Records for the exercise:
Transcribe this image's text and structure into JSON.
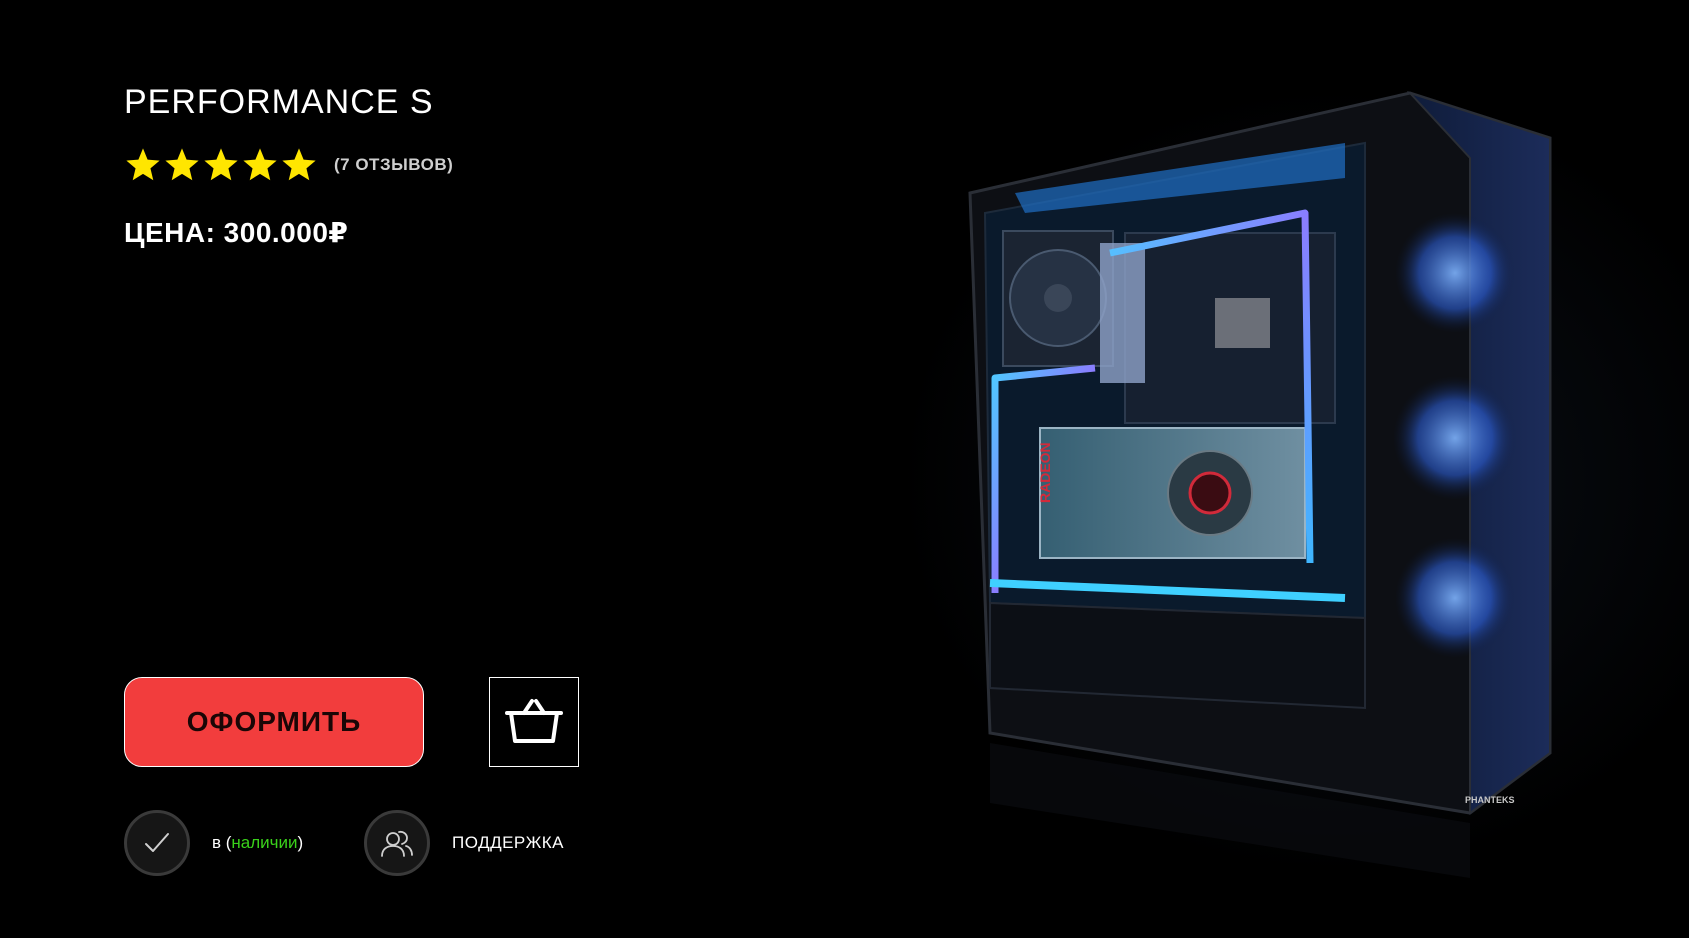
{
  "product": {
    "title": "PERFORMANCE S",
    "rating": 5,
    "rating_max": 5,
    "reviews_label": "(7 ОТЗЫВОВ)",
    "price_label": "ЦЕНА: 300.000₽",
    "image_label": "RADEON",
    "case_brand": "PHANTEKS"
  },
  "actions": {
    "order_label": "ОФОРМИТЬ",
    "cart_icon": "basket-icon"
  },
  "features": {
    "availability": {
      "icon": "checkmark-icon",
      "prefix": "в (",
      "word": "наличии",
      "suffix": ")"
    },
    "support": {
      "icon": "users-icon",
      "label": "ПОДДЕРЖКА"
    }
  },
  "colors": {
    "background": "#000000",
    "accent_red": "#f23d3d",
    "star_yellow": "#ffe600",
    "availability_green": "#3ad11a",
    "neon_blue": "#3fb6ff",
    "neon_purple": "#a36bff"
  }
}
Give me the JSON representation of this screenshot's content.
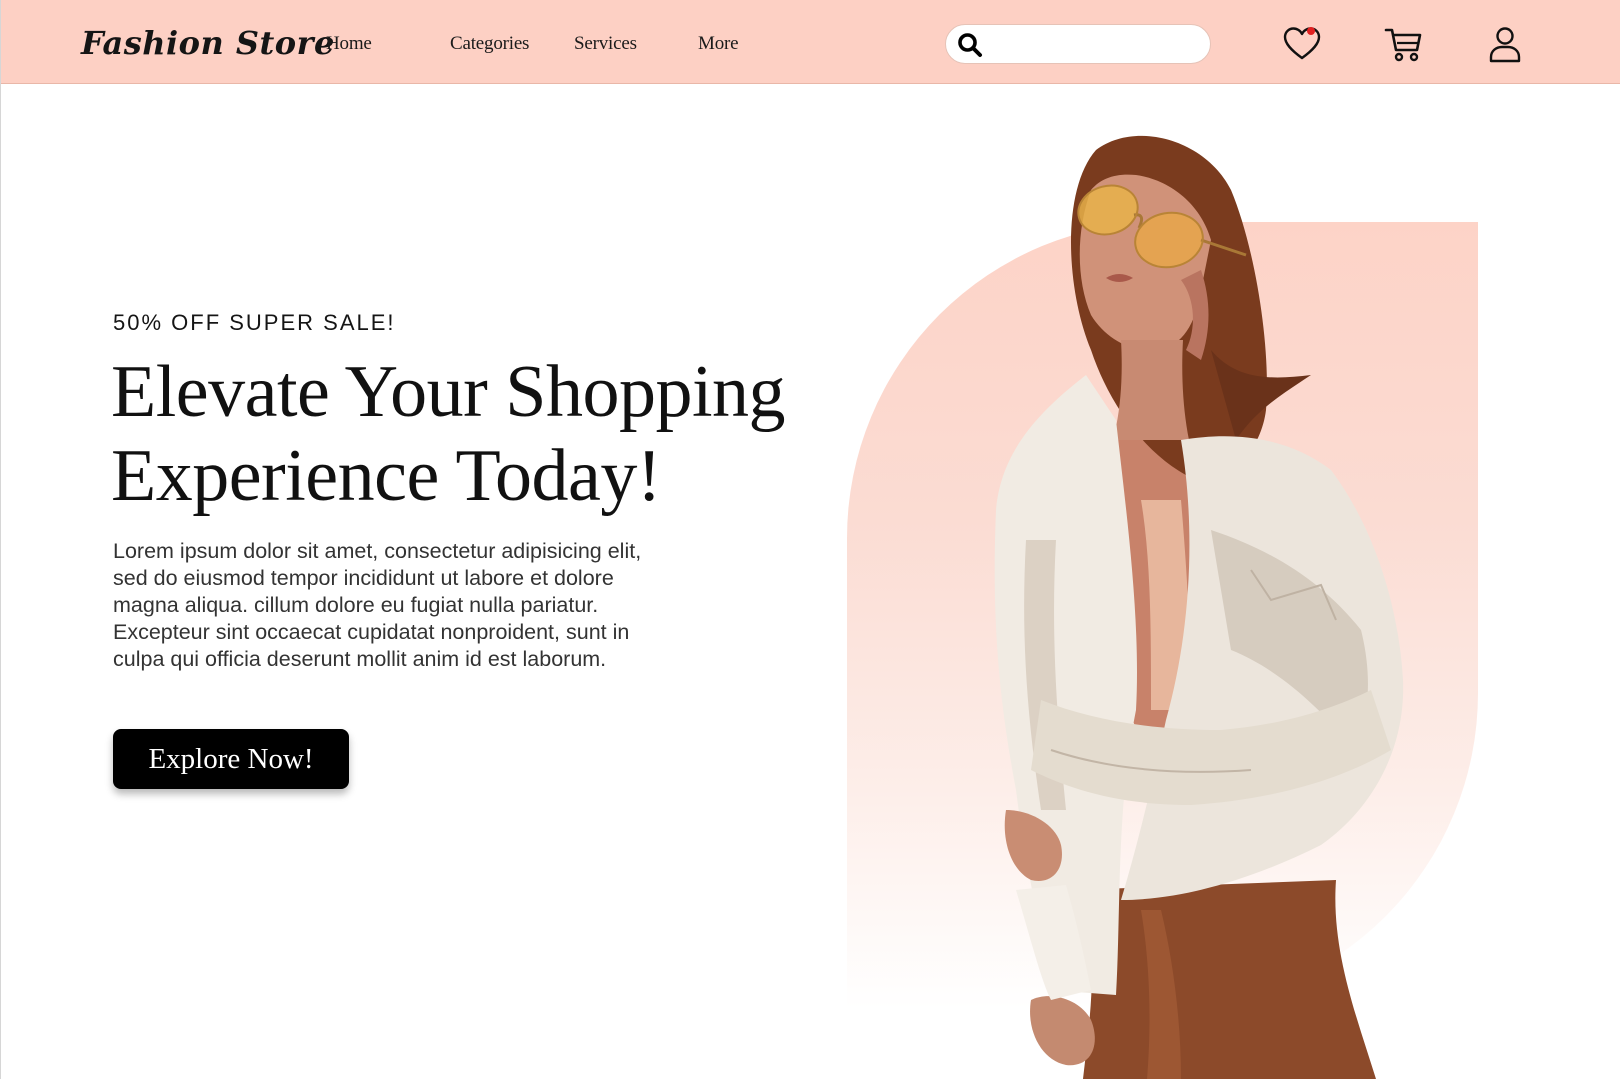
{
  "brand": {
    "name": "Fashion Store"
  },
  "nav": {
    "links": [
      "Home",
      "Categories",
      "Services",
      "More"
    ]
  },
  "search": {
    "placeholder": "",
    "value": ""
  },
  "icons": {
    "search": "search-icon",
    "wishlist": "heart-icon",
    "wishlist_badge_color": "#e02020",
    "cart": "cart-icon",
    "account": "user-icon"
  },
  "hero": {
    "promo": "50% OFF SUPER SALE!",
    "headline_line1": "Elevate Your Shopping",
    "headline_line2": "Experience Today!",
    "description": "Lorem ipsum dolor sit amet, consectetur adipisicing elit, sed do eiusmod tempor incididunt ut labore et dolore magna aliqua. cillum dolore eu fugiat nulla pariatur. Excepteur sint occaecat cupidatat nonproident, sunt in culpa qui officia deserunt mollit anim id est laborum.",
    "cta_label": "Explore Now!"
  },
  "colors": {
    "navbar_bg": "#fdd0c4",
    "accent_peach": "#fdd3c7",
    "button_bg": "#000000",
    "button_text": "#ffffff"
  }
}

Aim: Across the entries, how many lines contain "this"? Reply with the number only.

Final result: 2